• _Collected data entries_
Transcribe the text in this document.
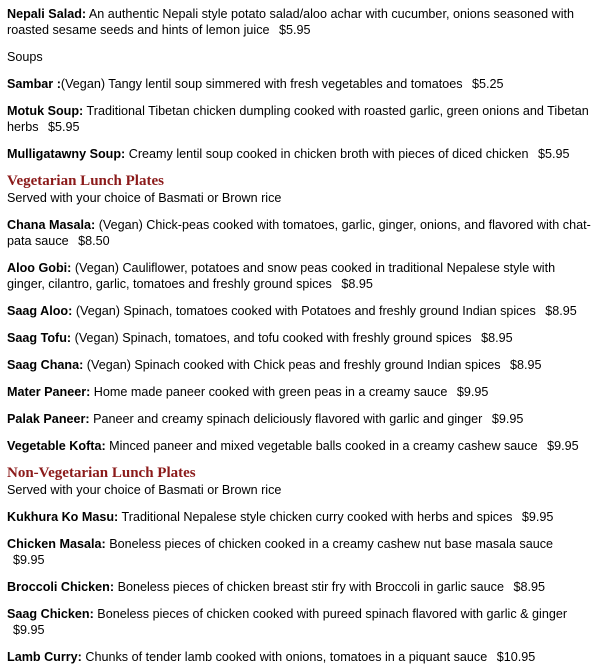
Nepali Salad: An authentic Nepali style potato salad/aloo achar with cucumber, onions seasoned with roasted sesame seeds and hints of lemon juice $5.95

Soups

Sambar :(Vegan) Tangy lentil soup simmered with fresh vegetables and tomatoes $5.25

Motuk Soup: Traditional Tibetan chicken dumpling cooked with roasted garlic, green onions and Tibetan herbs $5.95

Mulligatawny Soup: Creamy lentil soup cooked in chicken broth with pieces of diced chicken $5.95

Vegetarian Lunch Plates

Served with your choice of Basmati or Brown rice

Chana Masala: (Vegan) Chick-peas cooked with tomatoes, garlic, ginger, onions, and flavored with chat-pata sauce $8.50

Aloo Gobi: (Vegan) Cauliflower, potatoes and snow peas cooked in traditional Nepalese style with ginger, cilantro, garlic, tomatoes and freshly ground spices $8.95

Saag Aloo: (Vegan) Spinach, tomatoes cooked with Potatoes and freshly ground Indian spices $8.95

Saag Tofu: (Vegan) Spinach, tomatoes, and tofu cooked with freshly ground spices $8.95

Saag Chana: (Vegan) Spinach cooked with Chick peas and freshly ground Indian spices $8.95

Mater Paneer: Home made paneer cooked with green peas in a creamy sauce $9.95

Palak Paneer: Paneer and creamy spinach deliciously flavored with garlic and ginger $9.95

Vegetable Kofta: Minced paneer and mixed vegetable balls cooked in a creamy cashew sauce $9.95

Non-Vegetarian Lunch Plates

Served with your choice of Basmati or Brown rice

Kukhura Ko Masu: Traditional Nepalese style chicken curry cooked with herbs and spices $9.95

Chicken Masala: Boneless pieces of chicken cooked in a creamy cashew nut base masala sauce $9.95

Broccoli Chicken: Boneless pieces of chicken breast stir fry with Broccoli in garlic sauce $8.95

Saag Chicken: Boneless pieces of chicken cooked with pureed spinach flavored with garlic & ginger $9.95

Lamb Curry: Chunks of tender lamb cooked with onions, tomatoes in a piquant sauce $10.95
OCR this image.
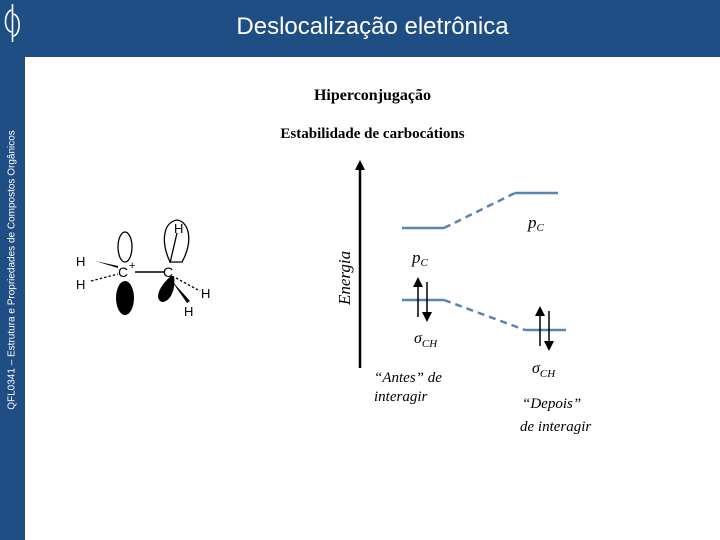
QFL0341 – Estrutura e Propriedades de Compostos Orgânicos
Deslocalização eletrônica
Hiperconjugação
Estabilidade de carbocátions
H
H
H
C + C
H
H
Energia
pC
pC
$\sigma_{CH}$
$\sigma_{CH}$
“Antes” de
interagir	“Depois”
de interagir
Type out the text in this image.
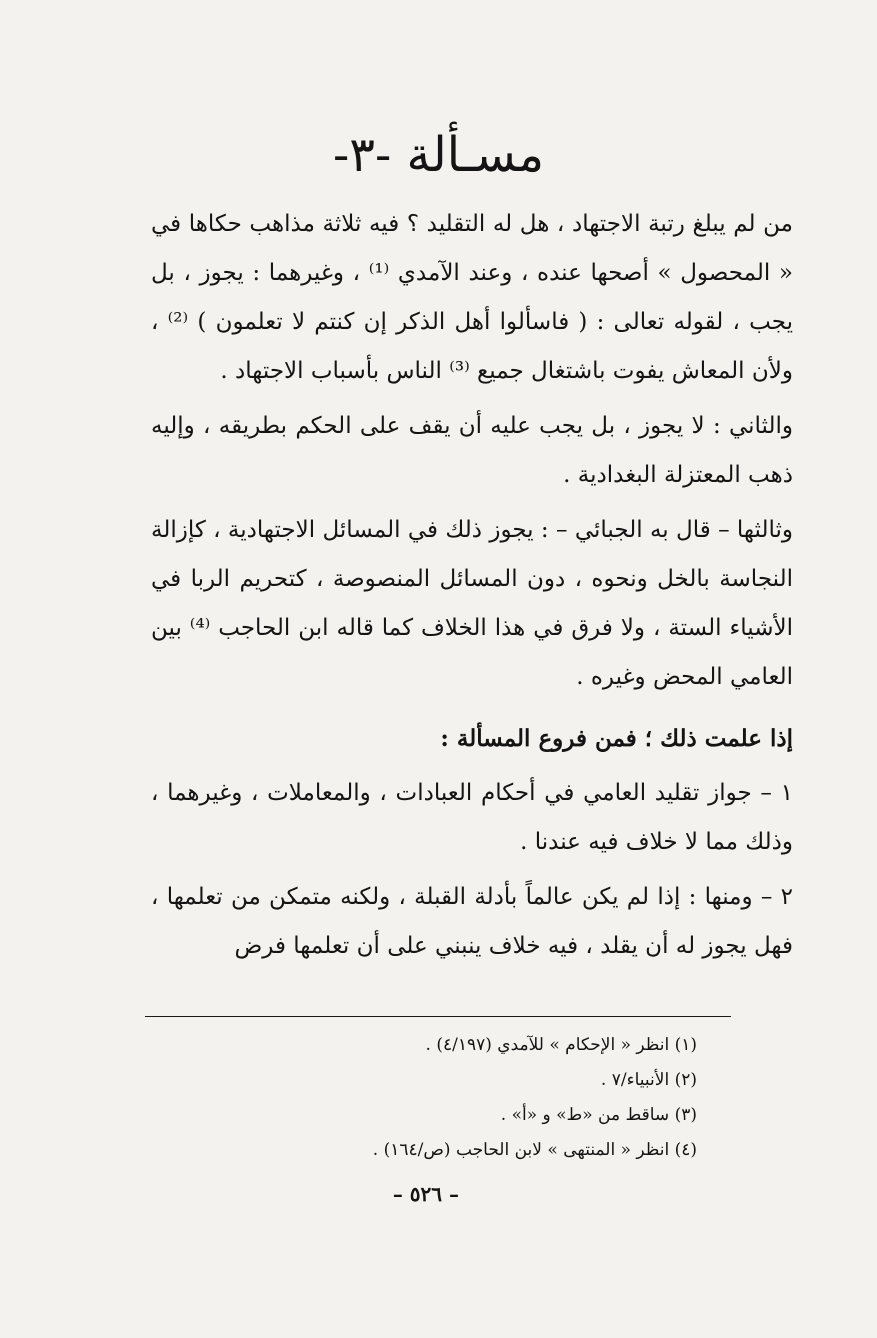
مسـألة -٣-

من لم يبلغ رتبة الاجتهاد ، هل له التقليد ؟ فيه ثلاثة مذاهب حكاها في « المحصول » أصحها عنده ، وعند الآمدي ⁽¹⁾ ، وغيرهما : يجوز ، بل يجب ، لقوله تعالى : ( فاسألوا أهل الذكر إن كنتم لا تعلمون ) ⁽²⁾ ، ولأن المعاش يفوت باشتغال جميع ⁽³⁾ الناس بأسباب الاجتهاد .

والثاني : لا يجوز ، بل يجب عليه أن يقف على الحكم بطريقه ، وإليه ذهب المعتزلة البغدادية .

وثالثها – قال به الجبائي – : يجوز ذلك في المسائل الاجتهادية ، كإزالة النجاسة بالخل ونحوه ، دون المسائل المنصوصة ، كتحريم الربا في الأشياء الستة ، ولا فرق في هذا الخلاف كما قاله ابن الحاجب ⁽⁴⁾ بين العامي المحض وغيره .

إذا علمت ذلك ؛ فمن فروع المسألة :

١ – جواز تقليد العامي في أحكام العبادات ، والمعاملات ، وغيرهما ، وذلك مما لا خلاف فيه عندنا .

٢ – ومنها : إذا لم يكن عالماً بأدلة القبلة ، ولكنه متمكن من تعلمها ، فهل يجوز له أن يقلد ، فيه خلاف ينبني على أن تعلمها فرض

(١) انظر « الإحكام » للآمدي (٤/١٩٧) .

(٢) الأنبياء/٧ .

(٣) ساقط من «ط» و «أ» .

(٤) انظر « المنتهى » لابن الحاجب (ص/١٦٤) .

– ٥٢٦ –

• _Given task_
Return solely the number of lines in the data that include the word "text".

• _Result of this task_
2